### Your goal
Go through the listing below and list every line with "решения".

### The data
* * * * * * *
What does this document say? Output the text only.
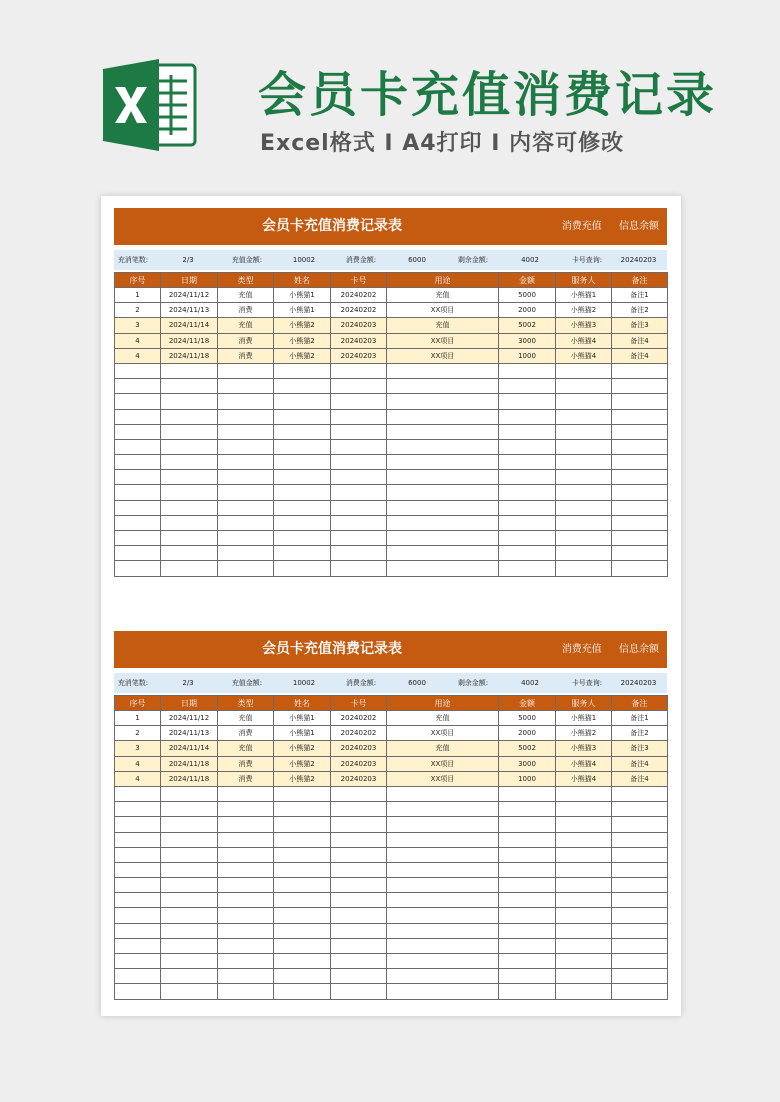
会员卡充值消费记录
Excel格式 I A4打印 I 内容可修改
会员卡充值消费记录表	消费充值 信息余额
充消笔数:	2/3	充值金额:	10002	消费金额:	6000	剩余金额:	4002	卡号查询:	20240203
序号	日期	类型	姓名	卡号	用途	金额	服务人	备注
1	2024/11/12	充值	小熊猫1	20240202	充值	5000	小熊猫1	备注1
2	2024/11/13	消费	小熊猫1	20240202	XX项目	2000	小熊猫2	备注2
3	2024/11/14	充值	小熊猫2	20240203	充值	5002	小熊猫3	备注3
4	2024/11/18	消费	小熊猫2	20240203	XX项目	3000	小熊猫4	备注4
4	2024/11/18	消费	小熊猫2	20240203	XX项目	1000	小熊猫4	备注4

会员卡充值消费记录表	消费充值 信息余额
充消笔数:	2/3	充值金额:	10002	消费金额:	6000	剩余金额:	4002	卡号查询:	20240203
序号	日期	类型	姓名	卡号	用途	金额	服务人	备注
1	2024/11/12	充值	小熊猫1	20240202	充值	5000	小熊猫1	备注1
2	2024/11/13	消费	小熊猫1	20240202	XX项目	2000	小熊猫2	备注2
3	2024/11/14	充值	小熊猫2	20240203	充值	5002	小熊猫3	备注3
4	2024/11/18	消费	小熊猫2	20240203	XX项目	3000	小熊猫4	备注4
4	2024/11/18	消费	小熊猫2	20240203	XX项目	1000	小熊猫4	备注4
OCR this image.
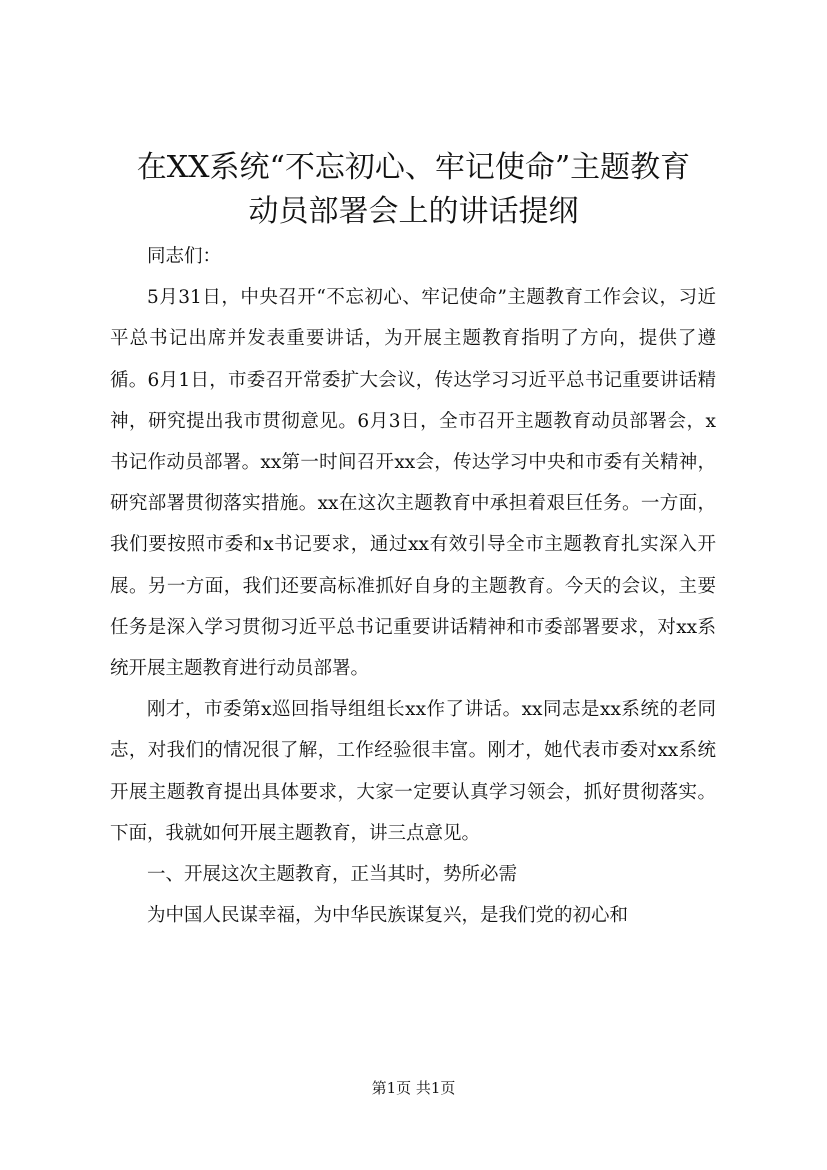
在XX系统“不忘初心、牢记使命”主题教育
动员部署会上的讲话提纲

同志们：

5月31日，中央召开“不忘初心、牢记使命”主题教育工作会议，习近平总书记出席并发表重要讲话，为开展主题教育指明了方向，提供了遵循。6月1日，市委召开常委扩大会议，传达学习习近平总书记重要讲话精神，研究提出我市贯彻意见。6月3日，全市召开主题教育动员部署会，x书记作动员部署。xx第一时间召开xx会，传达学习中央和市委有关精神，研究部署贯彻落实措施。xx在这次主题教育中承担着艰巨任务。一方面，我们要按照市委和x书记要求，通过xx有效引导全市主题教育扎实深入开展。另一方面，我们还要高标准抓好自身的主题教育。今天的会议，主要任务是深入学习贯彻习近平总书记重要讲话精神和市委部署要求，对xx系统开展主题教育进行动员部署。

刚才，市委第x巡回指导组组长xx作了讲话。xx同志是xx系统的老同志，对我们的情况很了解，工作经验很丰富。刚才，她代表市委对xx系统开展主题教育提出具体要求，大家一定要认真学习领会，抓好贯彻落实。下面，我就如何开展主题教育，讲三点意见。

一、开展这次主题教育，正当其时，势所必需

为中国人民谋幸福，为中华民族谋复兴，是我们党的初心和

第1页 共1页
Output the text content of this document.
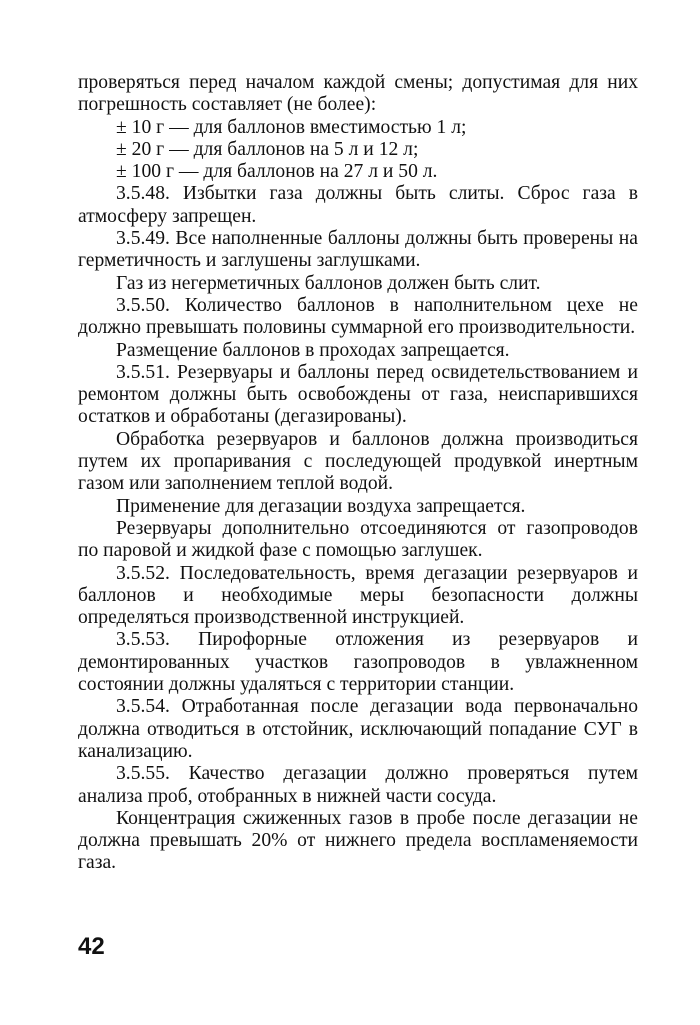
проверяться перед началом каждой смены; допустимая для них погрешность составляет (не более):

± 10 г — для баллонов вместимостью 1 л;

± 20 г — для баллонов на 5 л и 12 л;

± 100 г — для баллонов на 27 л и 50 л.

3.5.48. Избытки газа должны быть слиты. Сброс газа в атмосферу запрещен.

3.5.49. Все наполненные баллоны должны быть проверены на герметичность и заглушены заглушками.

Газ из негерметичных баллонов должен быть слит.

3.5.50. Количество баллонов в наполнительном цехе не должно превышать половины суммарной его производительности.

Размещение баллонов в проходах запрещается.

3.5.51. Резервуары и баллоны перед освидетельствованием и ремонтом должны быть освобождены от газа, неиспарившихся остатков и обработаны (дегазированы).

Обработка резервуаров и баллонов должна производиться путем их пропаривания с последующей продувкой инертным газом или заполнением теплой водой.

Применение для дегазации воздуха запрещается.

Резервуары дополнительно отсоединяются от газопроводов по паровой и жидкой фазе с помощью заглушек.

3.5.52. Последовательность, время дегазации резервуаров и баллонов и необходимые меры безопасности должны определяться производственной инструкцией.

3.5.53. Пирофорные отложения из резервуаров и демонтированных участков газопроводов в увлажненном состоянии должны удаляться с территории станции.

3.5.54. Отработанная после дегазации вода первоначально должна отводиться в отстойник, исключающий попадание СУГ в канализацию.

3.5.55. Качество дегазации должно проверяться путем анализа проб, отобранных в нижней части сосуда.

Концентрация сжиженных газов в пробе после дегазации не должна превышать 20% от нижнего предела воспламеняемости газа.

42
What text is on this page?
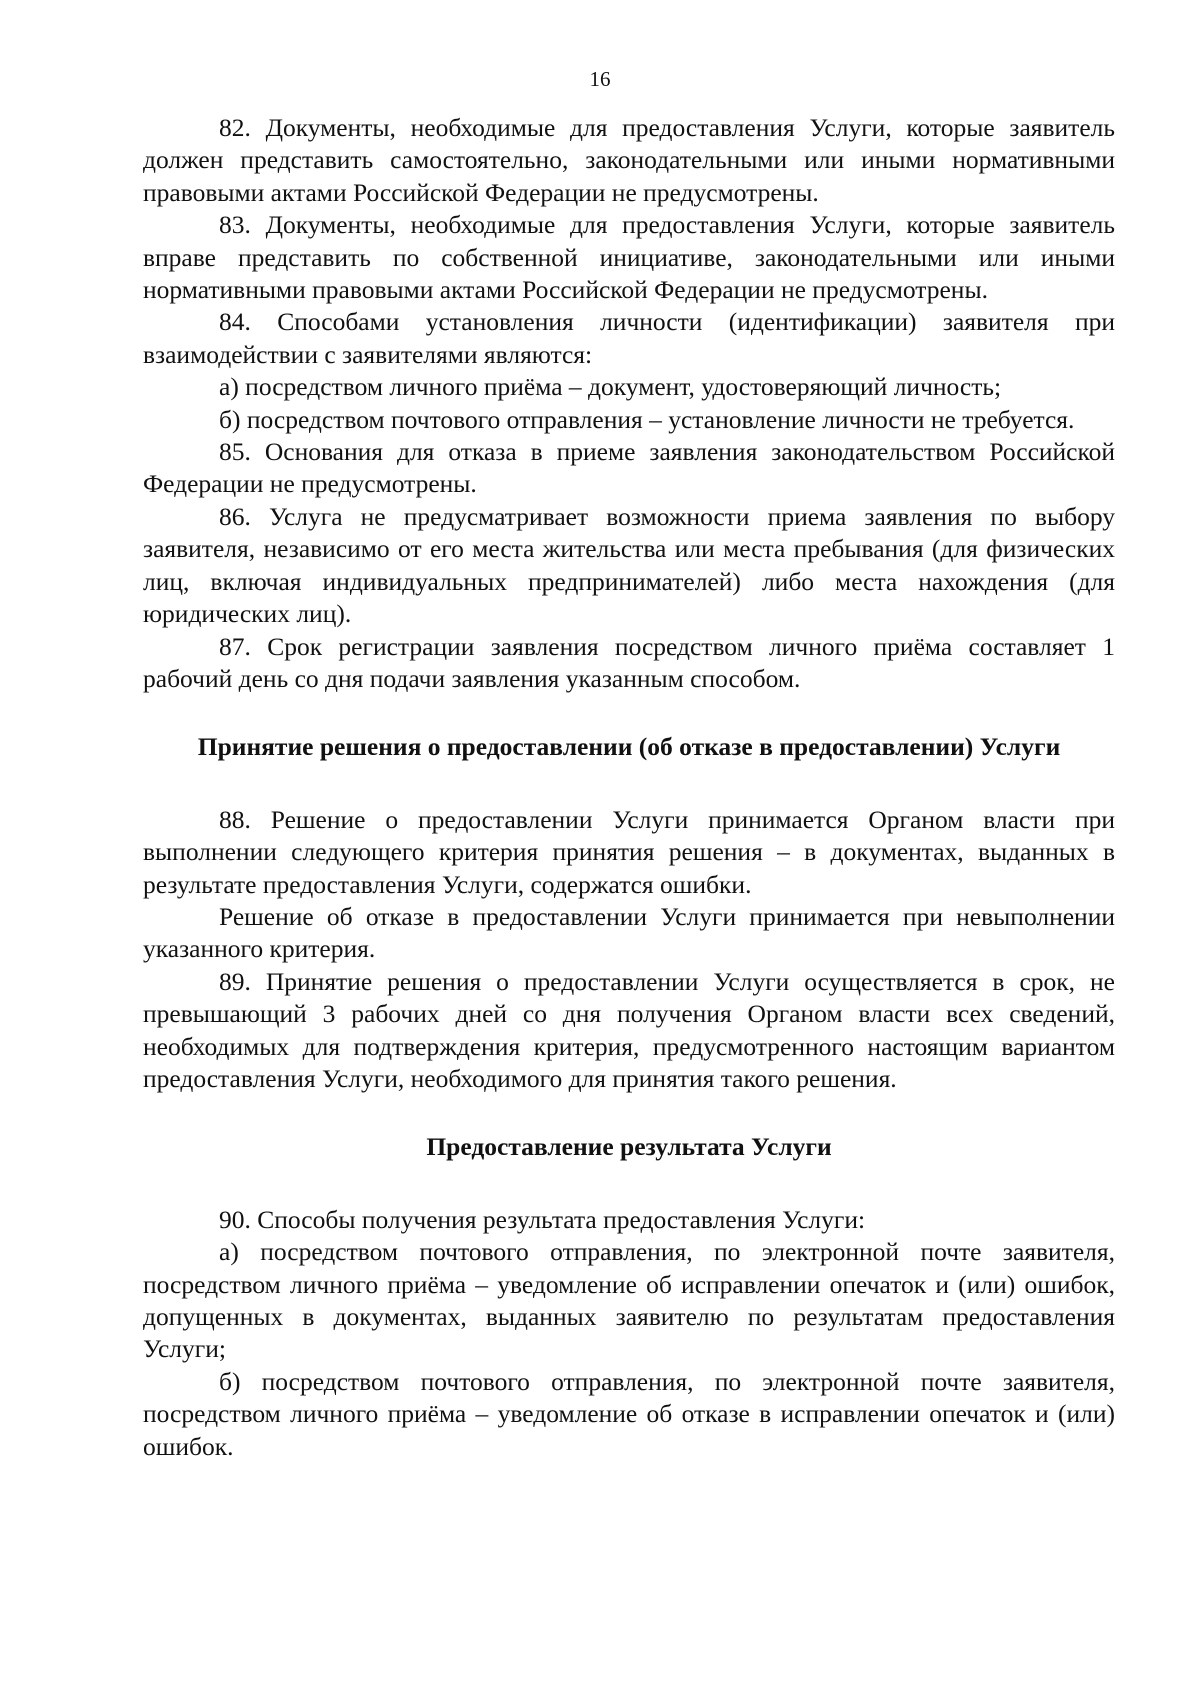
16

82. Документы, необходимые для предоставления Услуги, которые заявитель должен представить самостоятельно, законодательными или иными нормативными правовыми актами Российской Федерации не предусмотрены.

83. Документы, необходимые для предоставления Услуги, которые заявитель вправе представить по собственной инициативе, законодательными или иными нормативными правовыми актами Российской Федерации не предусмотрены.

84. Способами установления личности (идентификации) заявителя при взаимодействии с заявителями являются:

а) посредством личного приёма – документ, удостоверяющий личность;

б) посредством почтового отправления – установление личности не требуется.

85. Основания для отказа в приеме заявления законодательством Российской Федерации не предусмотрены.

86. Услуга не предусматривает возможности приема заявления по выбору заявителя, независимо от его места жительства или места пребывания (для физических лиц, включая индивидуальных предпринимателей) либо места нахождения (для юридических лиц).

87. Срок регистрации заявления посредством личного приёма составляет 1 рабочий день со дня подачи заявления указанным способом.

Принятие решения о предоставлении (об отказе в предоставлении) Услуги

88. Решение о предоставлении Услуги принимается Органом власти при выполнении следующего критерия принятия решения – в документах, выданных в результате предоставления Услуги, содержатся ошибки.

Решение об отказе в предоставлении Услуги принимается при невыполнении указанного критерия.

89. Принятие решения о предоставлении Услуги осуществляется в срок, не превышающий 3 рабочих дней со дня получения Органом власти всех сведений, необходимых для подтверждения критерия, предусмотренного настоящим вариантом предоставления Услуги, необходимого для принятия такого решения.

Предоставление результата Услуги

90. Способы получения результата предоставления Услуги:

а) посредством почтового отправления, по электронной почте заявителя, посредством личного приёма – уведомление об исправлении опечаток и (или) ошибок, допущенных в документах, выданных заявителю по результатам предоставления Услуги;

б) посредством почтового отправления, по электронной почте заявителя, посредством личного приёма – уведомление об отказе в исправлении опечаток и (или) ошибок.
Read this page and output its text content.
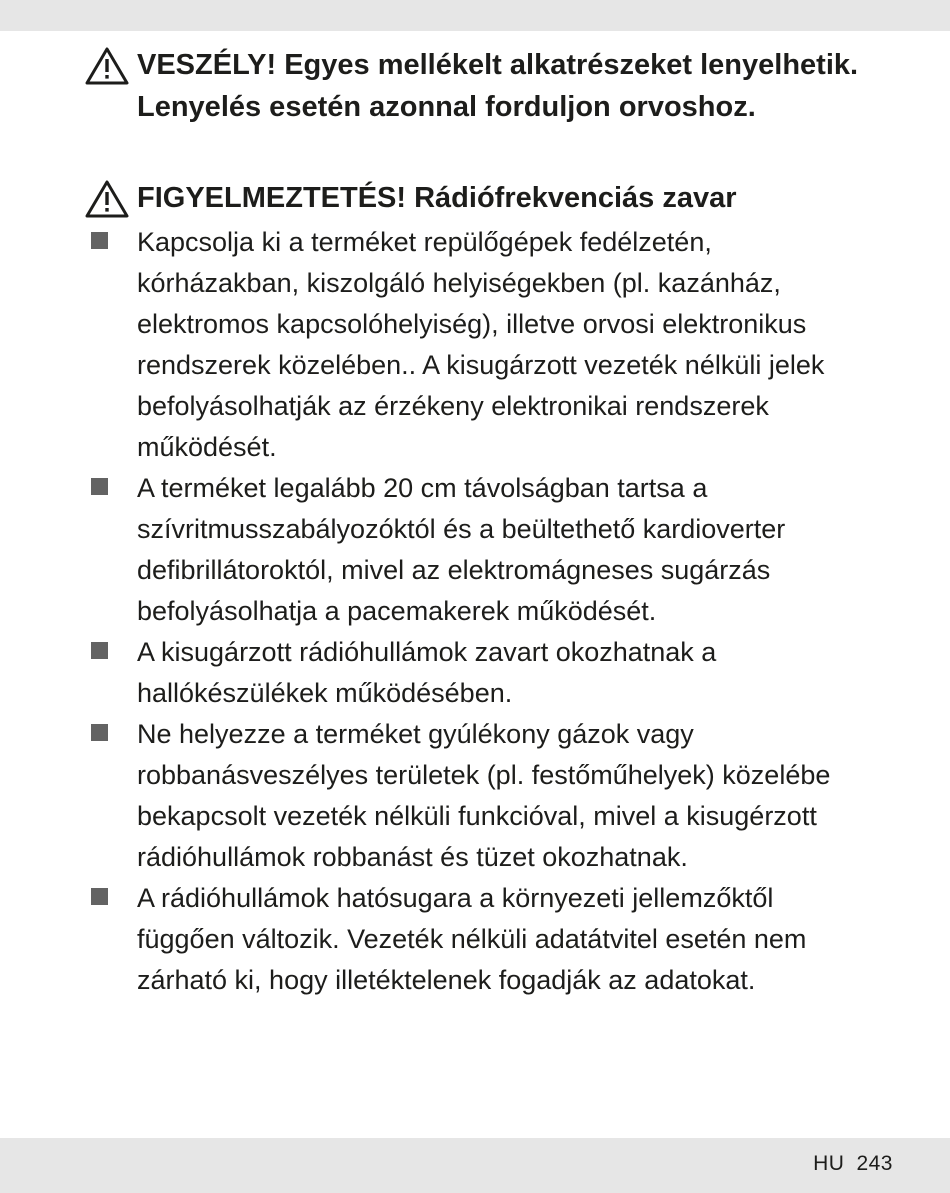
VESZÉLY! Egyes mellékelt alkatrészeket lenyelhetik. Lenyelés esetén azonnal forduljon orvoshoz.
FIGYELMEZTETÉS! Rádiófrekvenciás zavar
Kapcsolja ki a terméket repülőgépek fedélzetén, kórházakban, kiszolgáló helyiségekben (pl. kazánház, elektromos kapcsolóhelyiség), illetve orvosi elektronikus rendszerek közelében.. A kisugárzott vezeték nélküli jelek befolyásolhatják az érzékeny elektronikai rendszerek működését.
A terméket legalább 20 cm távolságban tartsa a szívritmusszabályozóktól és a beültethető kardioverter defibrillátoroktól, mivel az elektromágneses sugárzás befolyásolhatja a pacemakerek működését.
A kisugárzott rádióhullámok zavart okozhatnak a hallókészülékek működésében.
Ne helyezze a terméket gyúlékony gázok vagy robbanásveszélyes területek (pl. festőműhelyek) közelébe bekapcsolt vezeték nélküli funkcióval, mivel a kisugérzott rádióhullámok robbanást és tüzet okozhatnak.
A rádióhullámok hatósugara a környezeti jellemzőktől függően változik. Vezeték nélküli adatátvitel esetén nem zárható ki, hogy illetéktelenek fogadják az adatokat.
HU 243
* * * * * * *
### Problem solution
Принятие решения о предоставлении (об отказе в предоставлении) Услуги
88. Решение о предоставлении Услуги принимается Органом власти при выполнении следующего критерия принятия решения – в документах, выданных в результате предоставления Услуги, содержатся ошибки.
89. Принятие решения о предоставлении Услуги осуществляется в срок, не превышающий 3 рабочих дней со дня получения Органом власти всех сведений, необходимых для подтверждения критерия, предусмотренного настоящим вариантом предоставления Услуги, необходимого для принятия такого решения.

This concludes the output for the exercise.